**PROBLEM STATEMENT:**
Below are some records; reproduce every one of them exactly.

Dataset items
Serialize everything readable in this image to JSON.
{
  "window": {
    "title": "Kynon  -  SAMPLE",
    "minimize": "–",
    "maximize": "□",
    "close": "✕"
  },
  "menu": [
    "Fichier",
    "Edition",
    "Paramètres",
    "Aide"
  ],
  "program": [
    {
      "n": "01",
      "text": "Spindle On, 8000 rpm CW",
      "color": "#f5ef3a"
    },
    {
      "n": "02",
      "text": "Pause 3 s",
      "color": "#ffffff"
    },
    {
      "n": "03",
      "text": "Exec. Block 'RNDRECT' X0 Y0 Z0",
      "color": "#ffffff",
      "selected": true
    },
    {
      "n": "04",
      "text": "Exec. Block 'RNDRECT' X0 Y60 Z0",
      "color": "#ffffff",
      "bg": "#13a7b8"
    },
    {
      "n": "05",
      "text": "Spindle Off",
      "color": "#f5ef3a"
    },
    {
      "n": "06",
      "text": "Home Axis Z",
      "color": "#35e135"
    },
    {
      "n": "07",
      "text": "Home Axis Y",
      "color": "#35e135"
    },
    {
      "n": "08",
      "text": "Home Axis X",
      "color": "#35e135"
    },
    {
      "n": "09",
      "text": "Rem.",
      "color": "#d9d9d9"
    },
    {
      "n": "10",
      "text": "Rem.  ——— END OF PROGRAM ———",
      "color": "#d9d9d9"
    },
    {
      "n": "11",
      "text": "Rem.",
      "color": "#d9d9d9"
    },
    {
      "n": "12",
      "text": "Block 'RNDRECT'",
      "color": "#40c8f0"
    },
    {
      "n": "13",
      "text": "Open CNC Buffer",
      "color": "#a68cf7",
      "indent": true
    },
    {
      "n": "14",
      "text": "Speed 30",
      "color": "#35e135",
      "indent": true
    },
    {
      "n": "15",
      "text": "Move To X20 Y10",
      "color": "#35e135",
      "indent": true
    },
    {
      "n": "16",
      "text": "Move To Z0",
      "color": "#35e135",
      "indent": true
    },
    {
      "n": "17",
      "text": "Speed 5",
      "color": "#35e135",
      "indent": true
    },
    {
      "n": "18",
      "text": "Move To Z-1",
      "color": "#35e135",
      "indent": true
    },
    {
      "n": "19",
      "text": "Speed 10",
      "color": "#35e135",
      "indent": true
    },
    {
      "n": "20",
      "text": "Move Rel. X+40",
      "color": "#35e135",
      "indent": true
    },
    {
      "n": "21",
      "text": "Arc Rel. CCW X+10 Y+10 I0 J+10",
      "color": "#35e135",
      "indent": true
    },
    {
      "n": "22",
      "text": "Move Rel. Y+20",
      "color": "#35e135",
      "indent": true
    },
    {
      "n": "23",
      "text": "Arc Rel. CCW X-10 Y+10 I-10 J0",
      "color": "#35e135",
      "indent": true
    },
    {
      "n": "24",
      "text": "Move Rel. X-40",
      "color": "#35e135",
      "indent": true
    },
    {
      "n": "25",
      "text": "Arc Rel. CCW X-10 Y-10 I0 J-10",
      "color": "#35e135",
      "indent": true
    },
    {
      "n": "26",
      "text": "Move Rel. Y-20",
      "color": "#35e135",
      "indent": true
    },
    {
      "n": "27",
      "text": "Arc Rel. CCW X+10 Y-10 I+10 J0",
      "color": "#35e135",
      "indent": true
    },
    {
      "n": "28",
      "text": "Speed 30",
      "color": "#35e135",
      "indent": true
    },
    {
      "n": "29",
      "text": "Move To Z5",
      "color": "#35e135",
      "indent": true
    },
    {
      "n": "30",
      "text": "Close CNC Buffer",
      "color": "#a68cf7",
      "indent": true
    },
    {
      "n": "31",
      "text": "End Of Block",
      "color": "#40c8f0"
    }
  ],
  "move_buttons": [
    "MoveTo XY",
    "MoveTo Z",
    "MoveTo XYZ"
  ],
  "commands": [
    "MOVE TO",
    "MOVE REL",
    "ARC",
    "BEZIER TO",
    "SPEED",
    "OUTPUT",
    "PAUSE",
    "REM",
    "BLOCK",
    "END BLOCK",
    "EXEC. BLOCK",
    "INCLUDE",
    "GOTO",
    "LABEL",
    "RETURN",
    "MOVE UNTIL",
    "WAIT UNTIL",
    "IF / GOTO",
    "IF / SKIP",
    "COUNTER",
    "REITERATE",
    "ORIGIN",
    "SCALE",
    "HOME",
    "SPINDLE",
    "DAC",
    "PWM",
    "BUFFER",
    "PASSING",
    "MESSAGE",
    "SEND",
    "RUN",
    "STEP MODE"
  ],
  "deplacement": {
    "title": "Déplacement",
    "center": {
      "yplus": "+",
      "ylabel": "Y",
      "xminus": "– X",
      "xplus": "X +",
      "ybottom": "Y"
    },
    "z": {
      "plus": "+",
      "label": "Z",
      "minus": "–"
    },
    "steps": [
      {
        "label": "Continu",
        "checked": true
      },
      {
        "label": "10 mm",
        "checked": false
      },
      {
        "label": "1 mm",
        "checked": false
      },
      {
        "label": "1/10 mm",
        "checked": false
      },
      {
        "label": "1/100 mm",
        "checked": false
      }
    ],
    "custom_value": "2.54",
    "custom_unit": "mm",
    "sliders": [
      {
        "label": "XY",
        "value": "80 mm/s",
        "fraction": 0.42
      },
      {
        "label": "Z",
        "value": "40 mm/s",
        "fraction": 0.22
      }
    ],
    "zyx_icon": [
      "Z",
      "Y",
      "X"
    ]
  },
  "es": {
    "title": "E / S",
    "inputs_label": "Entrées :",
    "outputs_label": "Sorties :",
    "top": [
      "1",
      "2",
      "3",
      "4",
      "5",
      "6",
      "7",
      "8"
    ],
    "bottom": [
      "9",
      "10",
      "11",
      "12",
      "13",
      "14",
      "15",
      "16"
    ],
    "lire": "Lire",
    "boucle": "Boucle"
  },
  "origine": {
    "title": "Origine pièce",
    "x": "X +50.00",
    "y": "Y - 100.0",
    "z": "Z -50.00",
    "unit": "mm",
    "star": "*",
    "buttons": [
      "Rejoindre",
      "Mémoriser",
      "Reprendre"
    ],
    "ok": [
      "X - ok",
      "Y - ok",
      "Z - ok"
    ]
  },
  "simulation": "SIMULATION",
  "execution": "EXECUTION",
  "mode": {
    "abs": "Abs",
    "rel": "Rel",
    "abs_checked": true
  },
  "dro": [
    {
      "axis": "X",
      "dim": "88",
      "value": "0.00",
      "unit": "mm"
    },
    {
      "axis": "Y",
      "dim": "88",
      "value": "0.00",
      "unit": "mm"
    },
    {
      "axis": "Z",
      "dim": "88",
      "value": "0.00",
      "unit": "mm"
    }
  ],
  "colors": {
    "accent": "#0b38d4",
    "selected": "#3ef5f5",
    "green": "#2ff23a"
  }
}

**WRITTEN SOLUTION:**
Serialize everything readable in this image to JSON.
{
  "window": {
    "title": "Kynon  -  SAMPLE",
    "minimize": "–",
    "maximize": "□",
    "close": "✕"
  },
  "menu": [
    "Fichier",
    "Edition",
    "Paramètres",
    "Aide"
  ],
  "program": [
    {
      "n": "01",
      "text": "Spindle On, 8000 rpm CW",
      "color": "#f5ef3a"
    },
    {
      "n": "02",
      "text": "Pause 3 s",
      "color": "#ffffff"
    },
    {
      "n": "03",
      "text": "Exec. Block 'RNDRECT' X0 Y0 Z0",
      "color": "#ffffff",
      "selected": true
    },
    {
      "n": "04",
      "text": "Exec. Block 'RNDRECT' X0 Y60 Z0",
      "color": "#ffffff",
      "bg": "#13a7b8"
    },
    {
      "n": "05",
      "text": "Spindle Off",
      "color": "#f5ef3a"
    },
    {
      "n": "06",
      "text": "Home Axis Z",
      "color": "#35e135"
    },
    {
      "n": "07",
      "text": "Home Axis Y",
      "color": "#35e135"
    },
    {
      "n": "08",
      "text": "Home Axis X",
      "color": "#35e135"
    },
    {
      "n": "09",
      "text": "Rem.",
      "color": "#d9d9d9"
    },
    {
      "n": "10",
      "text": "Rem.  ——— END OF PROGRAM ———",
      "color": "#d9d9d9"
    },
    {
      "n": "11",
      "text": "Rem.",
      "color": "#d9d9d9"
    },
    {
      "n": "12",
      "text": "Block 'RNDRECT'",
      "color": "#40c8f0"
    },
    {
      "n": "13",
      "text": "Open CNC Buffer",
      "color": "#a68cf7",
      "indent": true
    },
    {
      "n": "14",
      "text": "Speed 30",
      "color": "#35e135",
      "indent": true
    },
    {
      "n": "15",
      "text": "Move To X20 Y10",
      "color": "#35e135",
      "indent": true
    },
    {
      "n": "16",
      "text": "Move To Z0",
      "color": "#35e135",
      "indent": true
    },
    {
      "n": "17",
      "text": "Speed 5",
      "color": "#35e135",
      "indent": true
    },
    {
      "n": "18",
      "text": "Move To Z-1",
      "color": "#35e135",
      "indent": true
    },
    {
      "n": "19",
      "text": "Speed 10",
      "color": "#35e135",
      "indent": true
    },
    {
      "n": "20",
      "text": "Move Rel. X+40",
      "color": "#35e135",
      "indent": true
    },
    {
      "n": "21",
      "text": "Arc Rel. CCW X+10 Y+10 I0 J+10",
      "color": "#35e135",
      "indent": true
    },
    {
      "n": "22",
      "text": "Move Rel. Y+20",
      "color": "#35e135",
      "indent": true
    },
    {
      "n": "23",
      "text": "Arc Rel. CCW X-10 Y+10 I-10 J0",
      "color": "#35e135",
      "indent": true
    },
    {
      "n": "24",
      "text": "Move Rel. X-40",
      "color": "#35e135",
      "indent": true
    },
    {
      "n": "25",
      "text": "Arc Rel. CCW X-10 Y-10 I0 J-10",
      "color": "#35e135",
      "indent": true
    },
    {
      "n": "26",
      "text": "Move Rel. Y-20",
      "color": "#35e135",
      "indent": true
    },
    {
      "n": "27",
      "text": "Arc Rel. CCW X+10 Y-10 I+10 J0",
      "color": "#35e135",
      "indent": true
    },
    {
      "n": "28",
      "text": "Speed 30",
      "color": "#35e135",
      "indent": true
    },
    {
      "n": "29",
      "text": "Move To Z5",
      "color": "#35e135",
      "indent": true
    },
    {
      "n": "30",
      "text": "Close CNC Buffer",
      "color": "#a68cf7",
      "indent": true
    },
    {
      "n": "31",
      "text": "End Of Block",
      "color": "#40c8f0"
    }
  ],
  "move_buttons": [
    "MoveTo XY",
    "MoveTo Z",
    "MoveTo XYZ"
  ],
  "commands": [
    "MOVE TO",
    "MOVE REL",
    "ARC",
    "BEZIER TO",
    "SPEED",
    "OUTPUT",
    "PAUSE",
    "REM",
    "BLOCK",
    "END BLOCK",
    "EXEC. BLOCK",
    "INCLUDE",
    "GOTO",
    "LABEL",
    "RETURN",
    "MOVE UNTIL",
    "WAIT UNTIL",
    "IF / GOTO",
    "IF / SKIP",
    "COUNTER",
    "REITERATE",
    "ORIGIN",
    "SCALE",
    "HOME",
    "SPINDLE",
    "DAC",
    "PWM",
    "BUFFER",
    "PASSING",
    "MESSAGE",
    "SEND",
    "RUN",
    "STEP MODE"
  ],
  "deplacement": {
    "title": "Déplacement",
    "center": {
      "yplus": "+",
      "ylabel": "Y",
      "xminus": "– X",
      "xplus": "X +",
      "ybottom": "Y"
    },
    "z": {
      "plus": "+",
      "label": "Z",
      "minus": "–"
    },
    "steps": [
      {
        "label": "Continu",
        "checked": true
      },
      {
        "label": "10 mm",
        "checked": false
      },
      {
        "label": "1 mm",
        "checked": false
      },
      {
        "label": "1/10 mm",
        "checked": false
      },
      {
        "label": "1/100 mm",
        "checked": false
      }
    ],
    "custom_value": "2.54",
    "custom_unit": "mm",
    "sliders": [
      {
        "label": "XY",
        "value": "80 mm/s",
        "fraction": 0.42
      },
      {
        "label": "Z",
        "value": "40 mm/s",
        "fraction": 0.22
      }
    ],
    "zyx_icon": [
      "Z",
      "Y",
      "X"
    ]
  },
  "es": {
    "title": "E / S",
    "inputs_label": "Entrées :",
    "outputs_label": "Sorties :",
    "top": [
      "1",
      "2",
      "3",
      "4",
      "5",
      "6",
      "7",
      "8"
    ],
    "bottom": [
      "9",
      "10",
      "11",
      "12",
      "13",
      "14",
      "15",
      "16"
    ],
    "lire": "Lire",
    "boucle": "Boucle"
  },
  "origine": {
    "title": "Origine pièce",
    "x": "X +50.00",
    "y": "Y - 100.0",
    "z": "Z -50.00",
    "unit": "mm",
    "star": "*",
    "buttons": [
      "Rejoindre",
      "Mémoriser",
      "Reprendre"
    ],
    "ok": [
      "X - ok",
      "Y - ok",
      "Z - ok"
    ]
  },
  "simulation": "SIMULATION",
  "execution": "EXECUTION",
  "mode": {
    "abs": "Abs",
    "rel": "Rel",
    "abs_checked": true
  },
  "dro": [
    {
      "axis": "X",
      "dim": "88",
      "value": "0.00",
      "unit": "mm"
    },
    {
      "axis": "Y",
      "dim": "88",
      "value": "0.00",
      "unit": "mm"
    },
    {
      "axis": "Z",
      "dim": "88",
      "value": "0.00",
      "unit": "mm"
    }
  ],
  "colors": {
    "accent": "#0b38d4",
    "selected": "#3ef5f5",
    "green": "#2ff23a"
  }
}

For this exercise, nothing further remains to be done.